■ Task instructions ■
Please give the listing again, word for word, with nothing left out.
=====
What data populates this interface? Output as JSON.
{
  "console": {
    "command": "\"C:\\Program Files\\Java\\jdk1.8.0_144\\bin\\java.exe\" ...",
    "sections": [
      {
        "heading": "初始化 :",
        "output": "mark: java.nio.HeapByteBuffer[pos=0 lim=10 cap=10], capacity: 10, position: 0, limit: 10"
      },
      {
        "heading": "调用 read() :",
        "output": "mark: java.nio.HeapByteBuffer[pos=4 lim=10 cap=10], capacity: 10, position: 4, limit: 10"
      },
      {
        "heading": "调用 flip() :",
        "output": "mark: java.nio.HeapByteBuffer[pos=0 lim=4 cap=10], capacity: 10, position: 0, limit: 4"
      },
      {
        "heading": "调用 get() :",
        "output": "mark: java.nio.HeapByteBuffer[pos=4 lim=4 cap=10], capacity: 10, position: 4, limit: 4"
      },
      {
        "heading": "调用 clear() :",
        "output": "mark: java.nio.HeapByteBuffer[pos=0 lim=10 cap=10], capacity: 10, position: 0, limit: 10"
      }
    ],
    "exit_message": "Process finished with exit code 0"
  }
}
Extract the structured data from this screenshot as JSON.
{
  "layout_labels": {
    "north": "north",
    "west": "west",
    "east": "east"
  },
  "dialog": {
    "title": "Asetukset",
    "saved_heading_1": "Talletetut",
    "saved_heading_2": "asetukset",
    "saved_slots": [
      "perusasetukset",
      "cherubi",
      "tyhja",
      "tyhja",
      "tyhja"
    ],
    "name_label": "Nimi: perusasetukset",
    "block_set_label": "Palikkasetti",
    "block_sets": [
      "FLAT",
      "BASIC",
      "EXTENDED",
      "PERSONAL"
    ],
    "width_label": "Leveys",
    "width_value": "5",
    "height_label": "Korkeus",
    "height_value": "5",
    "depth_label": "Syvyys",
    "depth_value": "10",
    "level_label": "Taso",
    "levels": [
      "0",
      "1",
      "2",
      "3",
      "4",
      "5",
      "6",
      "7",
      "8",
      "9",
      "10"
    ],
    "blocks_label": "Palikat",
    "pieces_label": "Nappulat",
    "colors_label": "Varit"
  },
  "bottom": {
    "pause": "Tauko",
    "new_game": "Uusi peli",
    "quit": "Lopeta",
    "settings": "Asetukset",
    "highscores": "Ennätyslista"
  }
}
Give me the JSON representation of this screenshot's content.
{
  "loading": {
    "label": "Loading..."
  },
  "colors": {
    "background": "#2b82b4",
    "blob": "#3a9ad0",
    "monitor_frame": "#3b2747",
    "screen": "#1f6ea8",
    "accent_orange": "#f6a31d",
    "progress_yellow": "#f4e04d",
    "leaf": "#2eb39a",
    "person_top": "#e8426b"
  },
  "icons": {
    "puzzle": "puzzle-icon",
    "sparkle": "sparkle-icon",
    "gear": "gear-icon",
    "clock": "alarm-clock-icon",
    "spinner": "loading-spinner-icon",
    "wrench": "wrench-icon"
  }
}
=====
■ Exercise result ■
What data populates this interface? Output as JSON.
{
  "console": {
    "command": "\"C:\\Program Files\\Java\\jdk1.8.0_144\\bin\\java.exe\" ...",
    "sections": [
      {
        "heading": "初始化 :",
        "output": "mark: java.nio.HeapByteBuffer[pos=0 lim=10 cap=10], capacity: 10, position: 0, limit: 10"
      },
      {
        "heading": "调用 read() :",
        "output": "mark: java.nio.HeapByteBuffer[pos=4 lim=10 cap=10], capacity: 10, position: 4, limit: 10"
      },
      {
        "heading": "调用 flip() :",
        "output": "mark: java.nio.HeapByteBuffer[pos=0 lim=4 cap=10], capacity: 10, position: 0, limit: 4"
      },
      {
        "heading": "调用 get() :",
        "output": "mark: java.nio.HeapByteBuffer[pos=4 lim=4 cap=10], capacity: 10, position: 4, limit: 4"
      },
      {
        "heading": "调用 clear() :",
        "output": "mark: java.nio.HeapByteBuffer[pos=0 lim=10 cap=10], capacity: 10, position: 0, limit: 10"
      }
    ],
    "exit_message": "Process finished with exit code 0"
  }
}
Extract the structured data from this screenshot as JSON.
{
  "layout_labels": {
    "north": "north",
    "west": "west",
    "east": "east"
  },
  "dialog": {
    "title": "Asetukset",
    "saved_heading_1": "Talletetut",
    "saved_heading_2": "asetukset",
    "saved_slots": [
      "perusasetukset",
      "cherubi",
      "tyhja",
      "tyhja",
      "tyhja"
    ],
    "name_label": "Nimi: perusasetukset",
    "block_set_label": "Palikkasetti",
    "block_sets": [
      "FLAT",
      "BASIC",
      "EXTENDED",
      "PERSONAL"
    ],
    "width_label": "Leveys",
    "width_value": "5",
    "height_label": "Korkeus",
    "height_value": "5",
    "depth_label": "Syvyys",
    "depth_value": "10",
    "level_label": "Taso",
    "levels": [
      "0",
      "1",
      "2",
      "3",
      "4",
      "5",
      "6",
      "7",
      "8",
      "9",
      "10"
    ],
    "blocks_label": "Palikat",
    "pieces_label": "Nappulat",
    "colors_label": "Varit"
  },
  "bottom": {
    "pause": "Tauko",
    "new_game": "Uusi peli",
    "quit": "Lopeta",
    "settings": "Asetukset",
    "highscores": "Ennätyslista"
  }
}
Give me the JSON representation of this screenshot's content.
{
  "loading": {
    "label": "Loading..."
  },
  "colors": {
    "background": "#2b82b4",
    "blob": "#3a9ad0",
    "monitor_frame": "#3b2747",
    "screen": "#1f6ea8",
    "accent_orange": "#f6a31d",
    "progress_yellow": "#f4e04d",
    "leaf": "#2eb39a",
    "person_top": "#e8426b"
  },
  "icons": {
    "puzzle": "puzzle-icon",
    "sparkle": "sparkle-icon",
    "gear": "gear-icon",
    "clock": "alarm-clock-icon",
    "spinner": "loading-spinner-icon",
    "wrench": "wrench-icon"
  }
}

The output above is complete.